Written task: Find every line containing the word "Kompetensi" in the records below; report only how many there are.
— START Source data —
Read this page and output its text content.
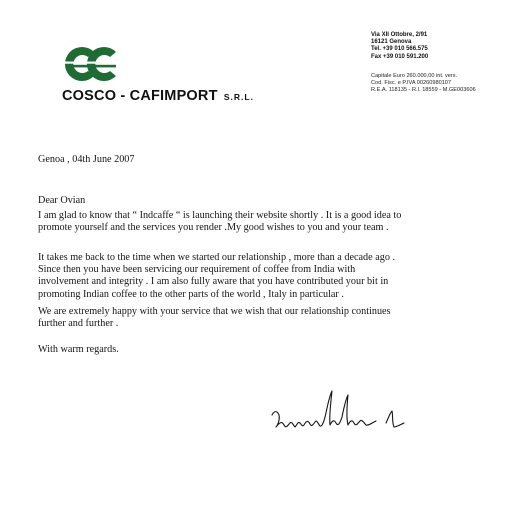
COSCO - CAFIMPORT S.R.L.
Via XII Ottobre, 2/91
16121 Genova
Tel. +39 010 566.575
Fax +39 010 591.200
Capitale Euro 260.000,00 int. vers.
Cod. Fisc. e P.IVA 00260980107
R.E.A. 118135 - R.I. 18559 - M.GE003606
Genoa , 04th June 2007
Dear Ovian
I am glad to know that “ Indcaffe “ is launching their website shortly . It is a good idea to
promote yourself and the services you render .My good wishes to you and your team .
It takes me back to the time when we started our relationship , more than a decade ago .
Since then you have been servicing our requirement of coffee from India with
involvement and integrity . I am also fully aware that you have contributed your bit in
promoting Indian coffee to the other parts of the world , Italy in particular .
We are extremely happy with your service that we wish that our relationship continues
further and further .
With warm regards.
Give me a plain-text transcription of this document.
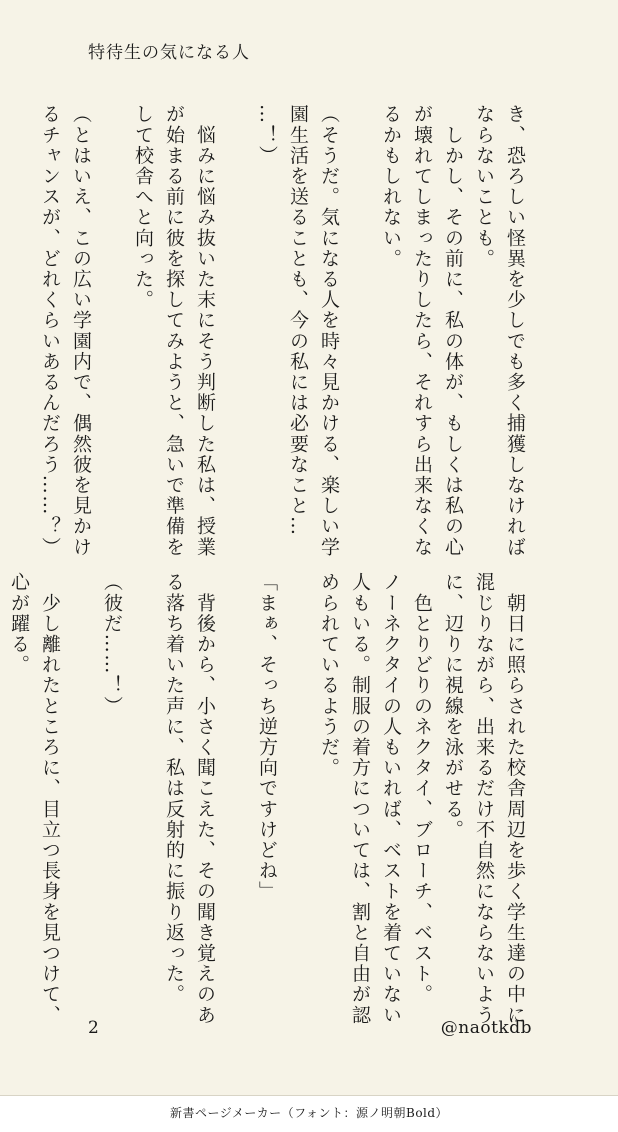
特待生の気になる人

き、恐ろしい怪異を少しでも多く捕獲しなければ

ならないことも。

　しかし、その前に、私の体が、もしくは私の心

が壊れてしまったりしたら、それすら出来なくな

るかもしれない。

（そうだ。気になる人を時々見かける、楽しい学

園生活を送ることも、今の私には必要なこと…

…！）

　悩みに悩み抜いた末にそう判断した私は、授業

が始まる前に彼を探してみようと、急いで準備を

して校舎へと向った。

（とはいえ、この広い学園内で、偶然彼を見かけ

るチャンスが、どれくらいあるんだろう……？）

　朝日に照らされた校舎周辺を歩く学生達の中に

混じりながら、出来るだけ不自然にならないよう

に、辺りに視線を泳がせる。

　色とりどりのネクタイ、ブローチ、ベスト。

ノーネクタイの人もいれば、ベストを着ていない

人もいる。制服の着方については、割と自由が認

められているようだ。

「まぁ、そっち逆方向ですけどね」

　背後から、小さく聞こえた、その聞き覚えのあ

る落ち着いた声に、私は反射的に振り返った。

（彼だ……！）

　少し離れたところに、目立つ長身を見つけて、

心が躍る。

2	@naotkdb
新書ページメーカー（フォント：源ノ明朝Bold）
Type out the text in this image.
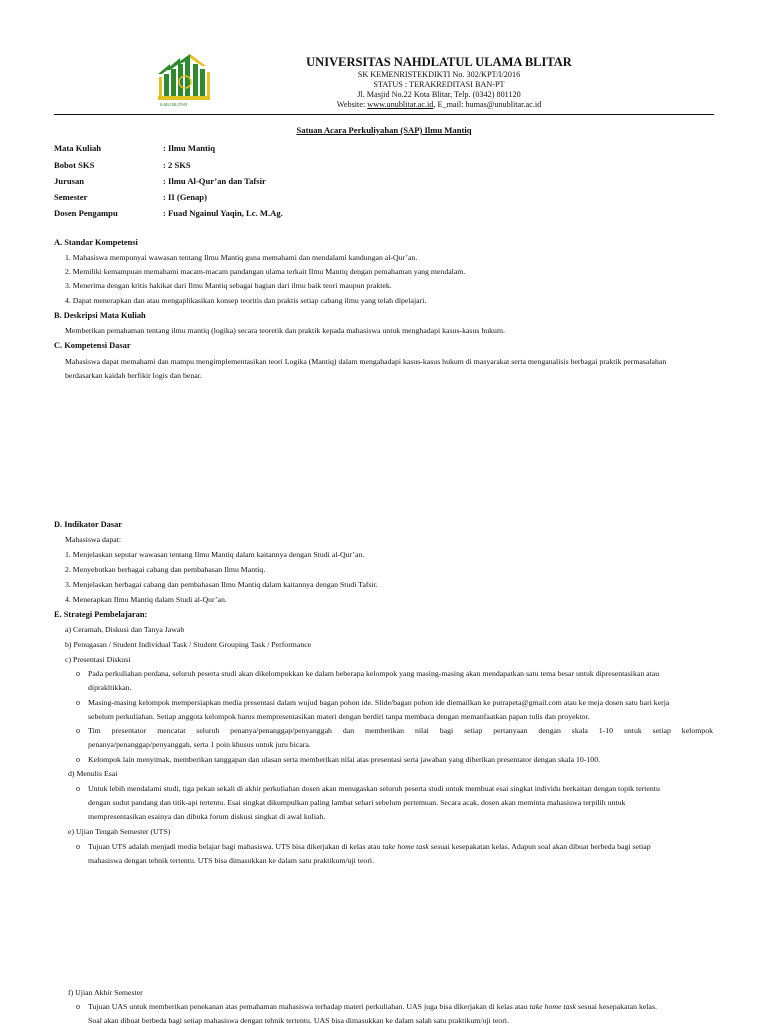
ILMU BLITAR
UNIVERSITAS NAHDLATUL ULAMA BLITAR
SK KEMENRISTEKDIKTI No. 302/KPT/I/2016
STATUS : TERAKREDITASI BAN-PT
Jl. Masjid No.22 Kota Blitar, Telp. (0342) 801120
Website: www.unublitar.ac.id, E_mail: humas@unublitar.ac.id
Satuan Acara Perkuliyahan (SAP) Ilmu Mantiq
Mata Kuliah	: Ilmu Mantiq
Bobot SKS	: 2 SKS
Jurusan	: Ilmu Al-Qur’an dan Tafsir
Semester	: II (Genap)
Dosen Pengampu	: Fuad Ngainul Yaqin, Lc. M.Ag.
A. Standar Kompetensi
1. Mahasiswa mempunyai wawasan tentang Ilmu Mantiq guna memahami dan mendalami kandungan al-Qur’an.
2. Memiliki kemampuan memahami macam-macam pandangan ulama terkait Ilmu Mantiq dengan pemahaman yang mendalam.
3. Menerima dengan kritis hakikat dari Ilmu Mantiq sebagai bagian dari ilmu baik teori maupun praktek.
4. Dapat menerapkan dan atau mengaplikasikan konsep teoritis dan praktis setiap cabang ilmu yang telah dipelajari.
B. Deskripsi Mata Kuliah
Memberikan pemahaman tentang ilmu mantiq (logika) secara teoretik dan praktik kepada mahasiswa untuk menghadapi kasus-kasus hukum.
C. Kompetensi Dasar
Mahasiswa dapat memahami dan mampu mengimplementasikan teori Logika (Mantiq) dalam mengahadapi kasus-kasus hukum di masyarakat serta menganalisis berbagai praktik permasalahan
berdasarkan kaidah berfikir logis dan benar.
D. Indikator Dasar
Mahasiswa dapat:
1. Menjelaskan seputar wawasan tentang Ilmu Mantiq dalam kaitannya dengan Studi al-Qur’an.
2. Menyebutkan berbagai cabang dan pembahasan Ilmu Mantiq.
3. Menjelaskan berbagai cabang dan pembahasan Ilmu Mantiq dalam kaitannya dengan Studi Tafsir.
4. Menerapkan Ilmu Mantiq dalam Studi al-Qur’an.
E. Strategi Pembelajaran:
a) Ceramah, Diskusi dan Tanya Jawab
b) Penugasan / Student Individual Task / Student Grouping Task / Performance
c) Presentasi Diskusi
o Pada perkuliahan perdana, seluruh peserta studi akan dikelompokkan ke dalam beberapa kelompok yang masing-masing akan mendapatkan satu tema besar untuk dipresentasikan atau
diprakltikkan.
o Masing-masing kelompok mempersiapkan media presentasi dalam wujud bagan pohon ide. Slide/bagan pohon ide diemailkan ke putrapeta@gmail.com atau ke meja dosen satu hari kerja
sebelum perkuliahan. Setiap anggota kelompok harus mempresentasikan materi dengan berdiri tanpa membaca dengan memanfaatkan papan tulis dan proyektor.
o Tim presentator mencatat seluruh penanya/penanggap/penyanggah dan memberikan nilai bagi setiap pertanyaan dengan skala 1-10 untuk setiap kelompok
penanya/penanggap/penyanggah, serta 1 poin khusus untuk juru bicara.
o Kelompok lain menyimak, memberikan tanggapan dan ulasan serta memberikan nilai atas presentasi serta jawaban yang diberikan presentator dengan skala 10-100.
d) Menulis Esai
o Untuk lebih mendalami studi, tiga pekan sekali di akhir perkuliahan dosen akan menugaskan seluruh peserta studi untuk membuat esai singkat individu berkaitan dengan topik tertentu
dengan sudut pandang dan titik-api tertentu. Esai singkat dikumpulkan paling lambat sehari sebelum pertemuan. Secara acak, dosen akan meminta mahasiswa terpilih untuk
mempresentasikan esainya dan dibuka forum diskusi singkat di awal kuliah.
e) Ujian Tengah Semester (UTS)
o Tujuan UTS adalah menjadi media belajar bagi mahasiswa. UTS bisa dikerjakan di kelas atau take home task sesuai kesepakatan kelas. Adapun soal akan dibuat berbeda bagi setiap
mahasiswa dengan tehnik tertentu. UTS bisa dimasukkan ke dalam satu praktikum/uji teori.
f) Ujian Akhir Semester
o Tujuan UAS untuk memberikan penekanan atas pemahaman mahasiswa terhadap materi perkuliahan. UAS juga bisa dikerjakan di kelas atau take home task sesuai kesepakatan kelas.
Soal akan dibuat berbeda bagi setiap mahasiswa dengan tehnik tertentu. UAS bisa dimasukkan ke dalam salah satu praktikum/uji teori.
— END Source data —
— START Source data —
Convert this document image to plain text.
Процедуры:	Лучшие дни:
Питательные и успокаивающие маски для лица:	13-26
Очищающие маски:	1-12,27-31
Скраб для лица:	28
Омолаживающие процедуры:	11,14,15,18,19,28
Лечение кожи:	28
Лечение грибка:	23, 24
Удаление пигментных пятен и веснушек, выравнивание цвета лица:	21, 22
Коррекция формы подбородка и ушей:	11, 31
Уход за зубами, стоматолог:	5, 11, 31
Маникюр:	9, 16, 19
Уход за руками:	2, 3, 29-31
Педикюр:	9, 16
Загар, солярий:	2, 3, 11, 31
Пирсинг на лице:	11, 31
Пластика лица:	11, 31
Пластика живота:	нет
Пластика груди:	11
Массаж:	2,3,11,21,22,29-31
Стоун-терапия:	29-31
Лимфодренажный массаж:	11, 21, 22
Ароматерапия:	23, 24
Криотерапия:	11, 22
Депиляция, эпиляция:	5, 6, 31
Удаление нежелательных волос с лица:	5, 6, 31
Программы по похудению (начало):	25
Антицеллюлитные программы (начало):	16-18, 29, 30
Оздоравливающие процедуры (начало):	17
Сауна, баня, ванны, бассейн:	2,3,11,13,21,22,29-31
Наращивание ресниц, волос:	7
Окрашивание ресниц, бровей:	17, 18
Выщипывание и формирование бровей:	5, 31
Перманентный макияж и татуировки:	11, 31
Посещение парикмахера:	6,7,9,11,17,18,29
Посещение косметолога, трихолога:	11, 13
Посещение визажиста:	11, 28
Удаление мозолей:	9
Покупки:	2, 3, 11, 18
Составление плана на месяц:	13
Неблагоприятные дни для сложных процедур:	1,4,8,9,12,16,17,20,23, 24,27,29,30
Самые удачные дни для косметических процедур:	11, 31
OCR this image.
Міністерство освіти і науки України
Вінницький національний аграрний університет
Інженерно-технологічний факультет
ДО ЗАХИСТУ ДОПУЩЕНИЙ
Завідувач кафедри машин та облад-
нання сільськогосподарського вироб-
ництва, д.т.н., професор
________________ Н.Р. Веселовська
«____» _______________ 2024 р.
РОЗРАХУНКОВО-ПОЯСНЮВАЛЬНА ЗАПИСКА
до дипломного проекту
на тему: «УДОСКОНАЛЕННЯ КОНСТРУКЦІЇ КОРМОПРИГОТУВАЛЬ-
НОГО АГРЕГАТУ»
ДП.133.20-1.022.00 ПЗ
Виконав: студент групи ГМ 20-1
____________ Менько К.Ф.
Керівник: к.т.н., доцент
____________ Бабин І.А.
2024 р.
— END Source data —
Response for this exercise: 2